**PROBLEM TO SOLVE**:
Copy out all the data, word for word.

"""

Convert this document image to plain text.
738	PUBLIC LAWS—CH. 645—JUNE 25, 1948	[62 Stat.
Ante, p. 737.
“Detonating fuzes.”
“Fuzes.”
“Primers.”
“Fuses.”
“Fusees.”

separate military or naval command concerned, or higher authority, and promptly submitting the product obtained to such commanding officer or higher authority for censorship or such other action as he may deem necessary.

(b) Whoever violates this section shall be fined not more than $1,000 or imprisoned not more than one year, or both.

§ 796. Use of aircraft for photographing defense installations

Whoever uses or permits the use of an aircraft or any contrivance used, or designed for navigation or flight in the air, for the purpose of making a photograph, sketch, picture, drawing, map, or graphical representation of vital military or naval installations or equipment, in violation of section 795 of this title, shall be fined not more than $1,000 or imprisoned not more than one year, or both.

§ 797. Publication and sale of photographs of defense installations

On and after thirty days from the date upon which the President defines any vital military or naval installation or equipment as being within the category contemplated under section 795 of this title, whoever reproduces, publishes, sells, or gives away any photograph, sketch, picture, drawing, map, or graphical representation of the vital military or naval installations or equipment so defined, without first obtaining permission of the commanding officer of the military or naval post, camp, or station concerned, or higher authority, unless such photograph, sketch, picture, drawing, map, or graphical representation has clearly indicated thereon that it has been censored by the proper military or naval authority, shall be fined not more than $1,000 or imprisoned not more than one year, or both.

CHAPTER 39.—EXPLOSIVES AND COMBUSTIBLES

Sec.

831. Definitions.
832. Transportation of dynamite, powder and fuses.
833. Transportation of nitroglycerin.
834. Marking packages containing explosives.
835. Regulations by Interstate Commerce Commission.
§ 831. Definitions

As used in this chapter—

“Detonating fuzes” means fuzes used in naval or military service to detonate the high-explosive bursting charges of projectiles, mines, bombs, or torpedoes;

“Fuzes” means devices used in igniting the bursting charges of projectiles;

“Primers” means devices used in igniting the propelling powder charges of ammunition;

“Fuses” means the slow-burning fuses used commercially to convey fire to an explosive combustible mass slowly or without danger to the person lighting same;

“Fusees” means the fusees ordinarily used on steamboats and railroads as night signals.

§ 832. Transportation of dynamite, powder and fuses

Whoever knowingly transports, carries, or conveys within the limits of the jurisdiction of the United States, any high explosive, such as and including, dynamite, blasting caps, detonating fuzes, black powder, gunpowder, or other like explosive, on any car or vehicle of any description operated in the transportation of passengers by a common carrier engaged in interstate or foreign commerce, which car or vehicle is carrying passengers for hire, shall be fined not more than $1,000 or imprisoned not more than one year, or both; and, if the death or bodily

"""

**COMPLETE OUTPUT**:
Convert this document image to plain text.
738	PUBLIC LAWS—CH. 645—JUNE 25, 1948	[62 Stat.
Ante, p. 737.
“Detonating fuzes.”
“Fuzes.”
“Primers.”
“Fuses.”
“Fusees.”

separate military or naval command concerned, or higher authority, and promptly submitting the product obtained to such commanding officer or higher authority for censorship or such other action as he may deem necessary.

(b) Whoever violates this section shall be fined not more than $1,000 or imprisoned not more than one year, or both.

§ 796. Use of aircraft for photographing defense installations

Whoever uses or permits the use of an aircraft or any contrivance used, or designed for navigation or flight in the air, for the purpose of making a photograph, sketch, picture, drawing, map, or graphical representation of vital military or naval installations or equipment, in violation of section 795 of this title, shall be fined not more than $1,000 or imprisoned not more than one year, or both.

§ 797. Publication and sale of photographs of defense installations

On and after thirty days from the date upon which the President defines any vital military or naval installation or equipment as being within the category contemplated under section 795 of this title, whoever reproduces, publishes, sells, or gives away any photograph, sketch, picture, drawing, map, or graphical representation of the vital military or naval installations or equipment so defined, without first obtaining permission of the commanding officer of the military or naval post, camp, or station concerned, or higher authority, unless such photograph, sketch, picture, drawing, map, or graphical representation has clearly indicated thereon that it has been censored by the proper military or naval authority, shall be fined not more than $1,000 or imprisoned not more than one year, or both.

CHAPTER 39.—EXPLOSIVES AND COMBUSTIBLES

Sec.

831. Definitions.
832. Transportation of dynamite, powder and fuses.
833. Transportation of nitroglycerin.
834. Marking packages containing explosives.
835. Regulations by Interstate Commerce Commission.
§ 831. Definitions

As used in this chapter—

“Detonating fuzes” means fuzes used in naval or military service to detonate the high-explosive bursting charges of projectiles, mines, bombs, or torpedoes;

“Fuzes” means devices used in igniting the bursting charges of projectiles;

“Primers” means devices used in igniting the propelling powder charges of ammunition;

“Fuses” means the slow-burning fuses used commercially to convey fire to an explosive combustible mass slowly or without danger to the person lighting same;

“Fusees” means the fusees ordinarily used on steamboats and railroads as night signals.

§ 832. Transportation of dynamite, powder and fuses

Whoever knowingly transports, carries, or conveys within the limits of the jurisdiction of the United States, any high explosive, such as and including, dynamite, blasting caps, detonating fuzes, black powder, gunpowder, or other like explosive, on any car or vehicle of any description operated in the transportation of passengers by a common carrier engaged in interstate or foreign commerce, which car or vehicle is carrying passengers for hire, shall be fined not more than $1,000 or imprisoned not more than one year, or both; and, if the death or bodily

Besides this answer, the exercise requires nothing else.